The task -
Copy the news article about the Elgin Marbles word for word, from "A senior Australian" to "the British Museum.", with both of those included.

Extracted text -
= = =

2007 News

Australian politician backs Greek battle for friezes

A senior Australian politician Tuesday backed Greece in its battle to force Britain to return the Elgin Marbles, priceless ancient Greek friezes held by the British Museum.

During the first ever visit to Australia by a Greek head of government, New South Wales Premier Morris Iemma told Prime Minister Kostas Karamanlis that it was time for London to relinquish the relics, also known as the Parthenon Marbles.

Iemma drew a parallel with the recent return by another London museum of the 19th century remains of a group of Tasmanian Aborigines.

"It is time they did the same for Greece and return the Parthenon Marble," Iemma said at a welcome luncheon held for Karamanlis who was beginning a five-day tour of Australia in Sydney. "I believe the Australian government must renew its efforts to persuade the British authorities to repatriate those unique treasures, and I pledge my government's support and the efforts of all Australians who are friends of Greece," said the leader of Australia's most populous state.

The Parthenon Marbles are friezes and other artifacts that were part of the structure of the ruined Athens landmark removed by Britain's ambassador to the Ottoman Empire, Thomas Bruce, seventh earl of Elgin, and taken to London in the early 19th century.

= = =

Given information -
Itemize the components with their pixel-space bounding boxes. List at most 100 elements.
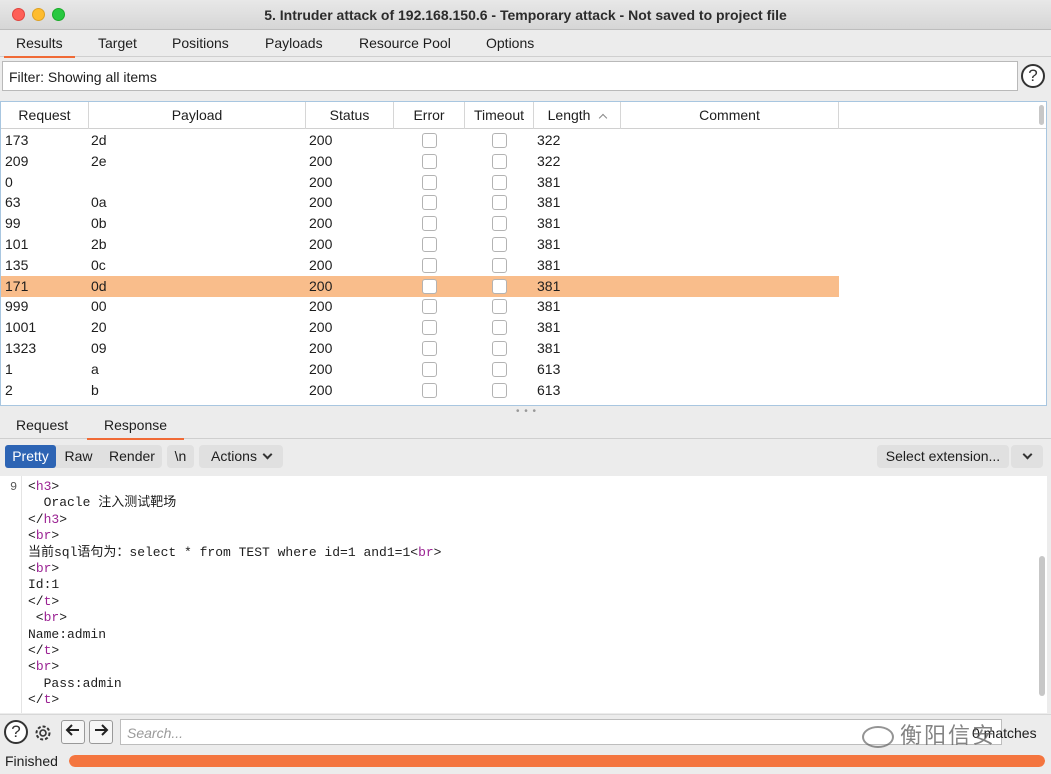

= = =

Written answer -
A senior Australian politician Tuesday backed Greece in its battle to force Britain to return the Elgin Marbles, priceless ancient Greek friezes held by the British Museum.